▶ [What to work on] Each entry below is to be duplicated verbatim.

▶ [Provided records]
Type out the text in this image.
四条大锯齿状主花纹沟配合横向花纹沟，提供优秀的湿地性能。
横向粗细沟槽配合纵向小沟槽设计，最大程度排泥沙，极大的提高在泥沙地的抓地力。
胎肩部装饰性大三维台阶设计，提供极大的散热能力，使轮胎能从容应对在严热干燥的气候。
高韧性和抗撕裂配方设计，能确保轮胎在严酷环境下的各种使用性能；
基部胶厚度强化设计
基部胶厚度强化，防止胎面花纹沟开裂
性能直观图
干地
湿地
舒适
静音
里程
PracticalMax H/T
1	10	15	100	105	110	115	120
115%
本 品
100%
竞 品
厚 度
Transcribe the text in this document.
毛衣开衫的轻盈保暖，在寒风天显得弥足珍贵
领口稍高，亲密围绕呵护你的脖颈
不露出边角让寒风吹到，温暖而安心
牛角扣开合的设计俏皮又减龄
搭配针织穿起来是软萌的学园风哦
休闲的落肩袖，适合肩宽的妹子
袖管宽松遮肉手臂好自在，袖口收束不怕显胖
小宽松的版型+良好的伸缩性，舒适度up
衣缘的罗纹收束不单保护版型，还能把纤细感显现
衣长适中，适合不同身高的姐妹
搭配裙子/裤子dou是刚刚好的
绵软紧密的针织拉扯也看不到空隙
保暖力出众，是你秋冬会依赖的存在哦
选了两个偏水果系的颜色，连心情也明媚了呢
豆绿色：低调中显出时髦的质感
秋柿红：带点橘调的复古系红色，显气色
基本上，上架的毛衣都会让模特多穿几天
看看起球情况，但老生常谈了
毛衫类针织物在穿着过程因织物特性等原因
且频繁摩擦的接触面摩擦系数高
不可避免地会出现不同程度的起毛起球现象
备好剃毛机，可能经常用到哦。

▶ [Written reply]
Type out the text in this image.
四条大锯齿状主花纹沟配合横向花纹沟，提供优秀的湿地性能。
横向粗细沟槽配合纵向小沟槽设计，最大程度排泥沙，极大的提高在泥沙地的抓地力。
胎肩部装饰性大三维台阶设计，提供极大的散热能力，使轮胎能从容应对在严热干燥的气候。
高韧性和抗撕裂配方设计，能确保轮胎在严酷环境下的各种使用性能；
基部胶厚度强化设计
基部胶厚度强化，防止胎面花纹沟开裂
性能直观图
干地
湿地
舒适
静音
里程
PracticalMax H/T
1	10	15	100	105	110	115	120
115%
本 品
100%
竞 品
厚 度
Transcribe the text in this document.
毛衣开衫的轻盈保暖，在寒风天显得弥足珍贵
领口稍高，亲密围绕呵护你的脖颈
不露出边角让寒风吹到，温暖而安心
牛角扣开合的设计俏皮又减龄
搭配针织穿起来是软萌的学园风哦
休闲的落肩袖，适合肩宽的妹子
袖管宽松遮肉手臂好自在，袖口收束不怕显胖
小宽松的版型+良好的伸缩性，舒适度up
衣缘的罗纹收束不单保护版型，还能把纤细感显现
衣长适中，适合不同身高的姐妹
搭配裙子/裤子dou是刚刚好的
绵软紧密的针织拉扯也看不到空隙
保暖力出众，是你秋冬会依赖的存在哦
选了两个偏水果系的颜色，连心情也明媚了呢
豆绿色：低调中显出时髦的质感
秋柿红：带点橘调的复古系红色，显气色
基本上，上架的毛衣都会让模特多穿几天
看看起球情况，但老生常谈了
毛衫类针织物在穿着过程因织物特性等原因
且频繁摩擦的接触面摩擦系数高
不可避免地会出现不同程度的起毛起球现象
备好剃毛机，可能经常用到哦。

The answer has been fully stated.